What you need to do: Check each line of the material below, and copy it if it holds the string "caption".
▬▬▬
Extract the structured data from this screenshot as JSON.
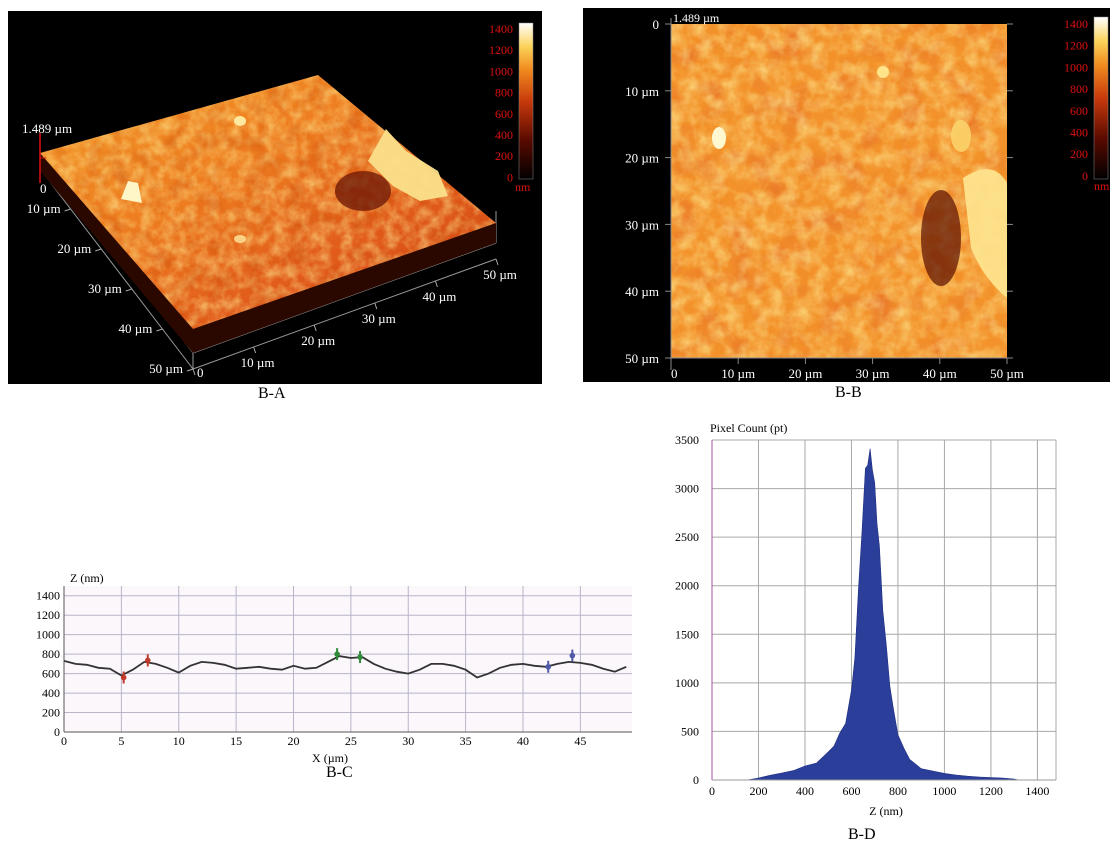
{
  "colors": {
    "afm_low": "#1a0000",
    "afm_mid": "#d84a10",
    "afm_high": "#ffffcc",
    "hist_fill": "#2b3f9a",
    "profile_line": "#333333",
    "grid": "#b4b4c8"
  },
  "chart_data": [
    {
      "id": "B-A",
      "type": "heatmap",
      "view": "3d-surface",
      "caption": "B-A",
      "height_label": "1.489 µm",
      "z_origin_label": "0",
      "y_ticks": [
        "10 µm",
        "20 µm",
        "30 µm",
        "40 µm",
        "50 µm"
      ],
      "x_ticks": [
        "0",
        "10 µm",
        "20 µm",
        "30 µm",
        "40 µm",
        "50 µm"
      ],
      "colorbar": {
        "unit": "nm",
        "ticks": [
          "1400",
          "1200",
          "1000",
          "800",
          "600",
          "400",
          "200",
          "0"
        ],
        "range": [
          0,
          1489
        ]
      }
    },
    {
      "id": "B-B",
      "type": "heatmap",
      "view": "top-down",
      "caption": "B-B",
      "height_label": "1.489 µm",
      "y_ticks": [
        "0",
        "10 µm",
        "20 µm",
        "30 µm",
        "40 µm",
        "50 µm"
      ],
      "x_ticks": [
        "0",
        "10 µm",
        "20 µm",
        "30 µm",
        "40 µm",
        "50 µm"
      ],
      "colorbar": {
        "unit": "nm",
        "ticks": [
          "1400",
          "1200",
          "1000",
          "800",
          "600",
          "400",
          "200",
          "0"
        ],
        "range": [
          0,
          1489
        ]
      }
    },
    {
      "id": "B-C",
      "type": "line",
      "caption": "B-C",
      "ylabel": "Z (nm)",
      "xlabel": "X (µm)",
      "xlim": [
        0,
        49.5
      ],
      "ylim": [
        0,
        1500
      ],
      "x_ticks": [
        "0",
        "5",
        "10",
        "15",
        "20",
        "25",
        "30",
        "35",
        "40",
        "45"
      ],
      "y_ticks": [
        "0",
        "200",
        "400",
        "600",
        "800",
        "1000",
        "1200",
        "1400"
      ],
      "grid": true,
      "series": [
        {
          "x": [
            0,
            1,
            2,
            3,
            4,
            5,
            6,
            7,
            8,
            9,
            10,
            11,
            12,
            13,
            14,
            15,
            16,
            17,
            18,
            19,
            20,
            21,
            22,
            23,
            24,
            25,
            26,
            27,
            28,
            29,
            30,
            31,
            32,
            33,
            34,
            35,
            36,
            37,
            38,
            39,
            40,
            41,
            42,
            43,
            44,
            45,
            46,
            47,
            48,
            49
          ],
          "values": [
            730,
            700,
            690,
            660,
            650,
            580,
            640,
            720,
            700,
            660,
            610,
            680,
            720,
            710,
            690,
            650,
            660,
            670,
            650,
            640,
            680,
            650,
            660,
            720,
            780,
            760,
            770,
            700,
            650,
            620,
            600,
            640,
            700,
            700,
            680,
            640,
            560,
            600,
            660,
            690,
            700,
            680,
            670,
            700,
            720,
            710,
            690,
            650,
            620,
            670
          ]
        }
      ],
      "markers": [
        {
          "x": 5.2,
          "y": 560,
          "color": "#c0392b"
        },
        {
          "x": 7.3,
          "y": 735,
          "color": "#c0392b"
        },
        {
          "x": 23.8,
          "y": 800,
          "color": "#2e8b3a"
        },
        {
          "x": 25.8,
          "y": 770,
          "color": "#2e8b3a"
        },
        {
          "x": 42.2,
          "y": 670,
          "color": "#5058a8"
        },
        {
          "x": 44.3,
          "y": 785,
          "color": "#5058a8"
        }
      ]
    },
    {
      "id": "B-D",
      "type": "area",
      "caption": "B-D",
      "ylabel": "Pixel Count (pt)",
      "xlabel": "Z (nm)",
      "xlim": [
        0,
        1480
      ],
      "ylim": [
        0,
        3500
      ],
      "x_ticks": [
        "0",
        "200",
        "400",
        "600",
        "800",
        "1000",
        "1200",
        "1400"
      ],
      "y_ticks": [
        "0",
        "500",
        "1000",
        "1500",
        "2000",
        "2500",
        "3000",
        "3500"
      ],
      "grid": true,
      "series": [
        {
          "x": [
            80,
            150,
            200,
            250,
            300,
            350,
            400,
            450,
            500,
            525,
            550,
            575,
            600,
            615,
            630,
            645,
            660,
            670,
            680,
            690,
            700,
            710,
            720,
            735,
            750,
            765,
            780,
            800,
            825,
            850,
            875,
            900,
            950,
            1000,
            1050,
            1100,
            1150,
            1200,
            1250,
            1300,
            1320
          ],
          "values": [
            0,
            0,
            20,
            50,
            70,
            100,
            140,
            180,
            280,
            360,
            470,
            600,
            900,
            1300,
            1900,
            2600,
            3150,
            3300,
            3350,
            3250,
            3000,
            2700,
            2350,
            1800,
            1350,
            1000,
            720,
            480,
            320,
            220,
            160,
            120,
            90,
            70,
            50,
            40,
            30,
            25,
            20,
            10,
            0
          ]
        }
      ]
    }
  ]
}
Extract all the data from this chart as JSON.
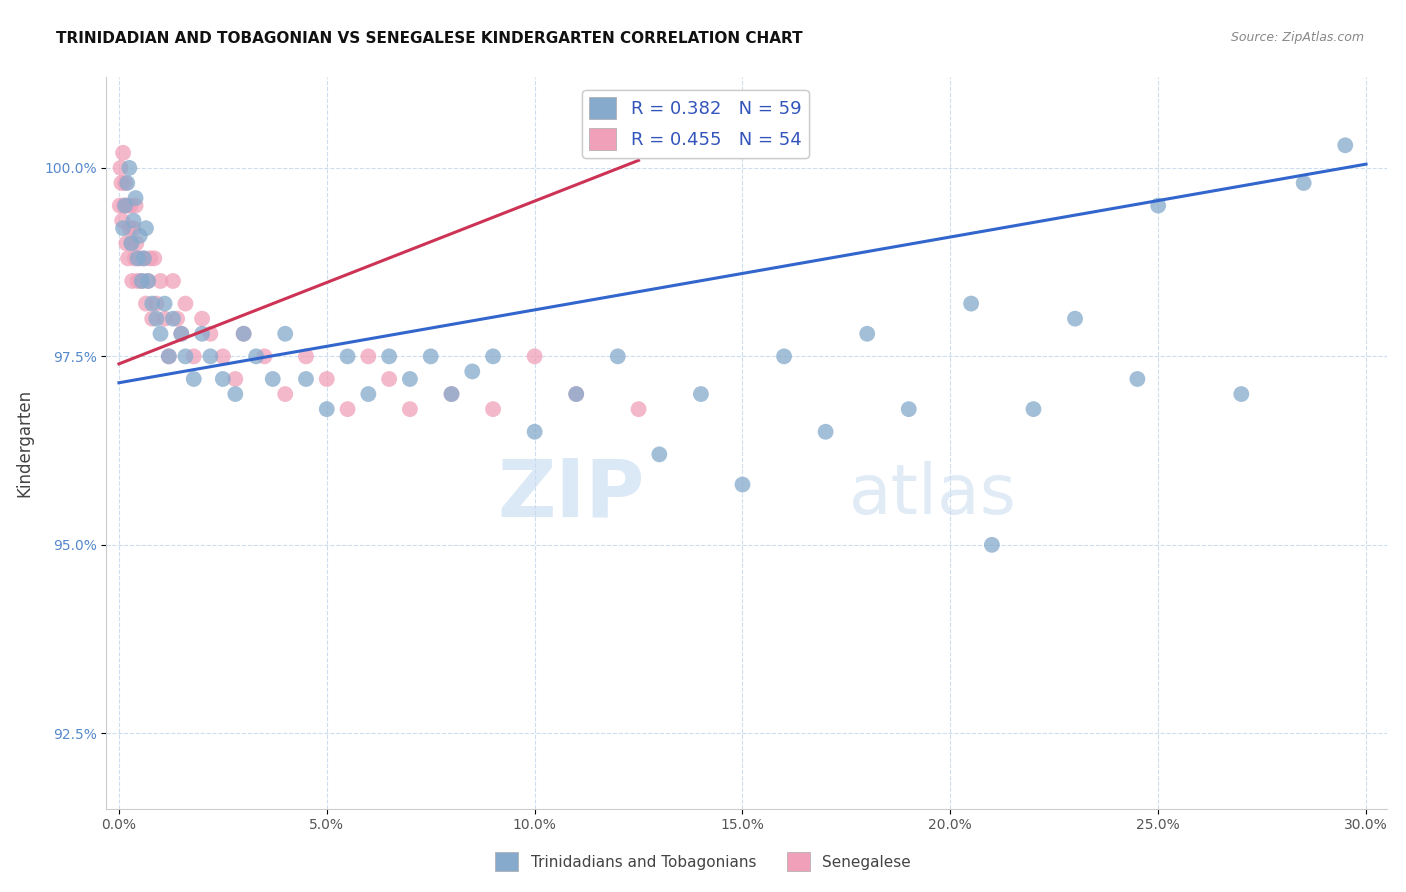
{
  "title": "TRINIDADIAN AND TOBAGONIAN VS SENEGALESE KINDERGARTEN CORRELATION CHART",
  "source": "Source: ZipAtlas.com",
  "xlabel_vals": [
    0.0,
    5.0,
    10.0,
    15.0,
    20.0,
    25.0,
    30.0
  ],
  "ylabel_vals": [
    92.5,
    95.0,
    97.5,
    100.0
  ],
  "xlim": [
    -0.3,
    30.5
  ],
  "ylim": [
    91.5,
    101.2
  ],
  "ylabel": "Kindergarten",
  "legend_blue_label": "R = 0.382   N = 59",
  "legend_pink_label": "R = 0.455   N = 54",
  "legend1_label": "Trinidadians and Tobagonians",
  "legend2_label": "Senegalese",
  "blue_color": "#85AACC",
  "pink_color": "#F0A0B8",
  "blue_line_color": "#3366CC",
  "pink_line_color": "#CC3355",
  "watermark_zip": "ZIP",
  "watermark_atlas": "atlas",
  "blue_dots_x": [
    0.1,
    0.15,
    0.2,
    0.25,
    0.3,
    0.35,
    0.4,
    0.45,
    0.5,
    0.55,
    0.6,
    0.65,
    0.7,
    0.8,
    0.9,
    1.0,
    1.1,
    1.2,
    1.3,
    1.5,
    1.6,
    1.8,
    2.0,
    2.2,
    2.5,
    2.8,
    3.0,
    3.3,
    3.7,
    4.0,
    4.5,
    5.0,
    5.5,
    6.0,
    6.5,
    7.0,
    7.5,
    8.0,
    8.5,
    9.0,
    10.0,
    11.0,
    12.0,
    13.0,
    14.0,
    15.0,
    16.0,
    17.0,
    18.0,
    19.0,
    20.5,
    21.0,
    22.0,
    23.0,
    24.5,
    25.0,
    27.0,
    28.5,
    29.5
  ],
  "blue_dots_y": [
    99.2,
    99.5,
    99.8,
    100.0,
    99.0,
    99.3,
    99.6,
    98.8,
    99.1,
    98.5,
    98.8,
    99.2,
    98.5,
    98.2,
    98.0,
    97.8,
    98.2,
    97.5,
    98.0,
    97.8,
    97.5,
    97.2,
    97.8,
    97.5,
    97.2,
    97.0,
    97.8,
    97.5,
    97.2,
    97.8,
    97.2,
    96.8,
    97.5,
    97.0,
    97.5,
    97.2,
    97.5,
    97.0,
    97.3,
    97.5,
    96.5,
    97.0,
    97.5,
    96.2,
    97.0,
    95.8,
    97.5,
    96.5,
    97.8,
    96.8,
    98.2,
    95.0,
    96.8,
    98.0,
    97.2,
    99.5,
    97.0,
    99.8,
    100.3
  ],
  "pink_dots_x": [
    0.02,
    0.04,
    0.06,
    0.08,
    0.1,
    0.12,
    0.15,
    0.18,
    0.2,
    0.22,
    0.25,
    0.28,
    0.3,
    0.32,
    0.35,
    0.38,
    0.4,
    0.42,
    0.45,
    0.5,
    0.55,
    0.6,
    0.65,
    0.7,
    0.75,
    0.8,
    0.85,
    0.9,
    1.0,
    1.1,
    1.2,
    1.3,
    1.4,
    1.5,
    1.6,
    1.8,
    2.0,
    2.2,
    2.5,
    2.8,
    3.0,
    3.5,
    4.0,
    4.5,
    5.0,
    5.5,
    6.0,
    6.5,
    7.0,
    8.0,
    9.0,
    10.0,
    11.0,
    12.5
  ],
  "pink_dots_y": [
    99.5,
    100.0,
    99.8,
    99.3,
    100.2,
    99.5,
    99.8,
    99.0,
    99.5,
    98.8,
    99.2,
    99.5,
    99.0,
    98.5,
    99.2,
    98.8,
    99.5,
    99.0,
    98.5,
    98.8,
    98.5,
    98.8,
    98.2,
    98.5,
    98.8,
    98.0,
    98.8,
    98.2,
    98.5,
    98.0,
    97.5,
    98.5,
    98.0,
    97.8,
    98.2,
    97.5,
    98.0,
    97.8,
    97.5,
    97.2,
    97.8,
    97.5,
    97.0,
    97.5,
    97.2,
    96.8,
    97.5,
    97.2,
    96.8,
    97.0,
    96.8,
    97.5,
    97.0,
    96.8
  ],
  "blue_trendline_x": [
    0.0,
    30.0
  ],
  "blue_trendline_y": [
    97.15,
    100.05
  ],
  "pink_trendline_x": [
    0.0,
    12.5
  ],
  "pink_trendline_y": [
    97.4,
    100.1
  ]
}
▬▬▬
Expected answer:
      "caption": "B-A",
      "caption": "B-B",
      "caption": "B-C",
      "caption": "B-D",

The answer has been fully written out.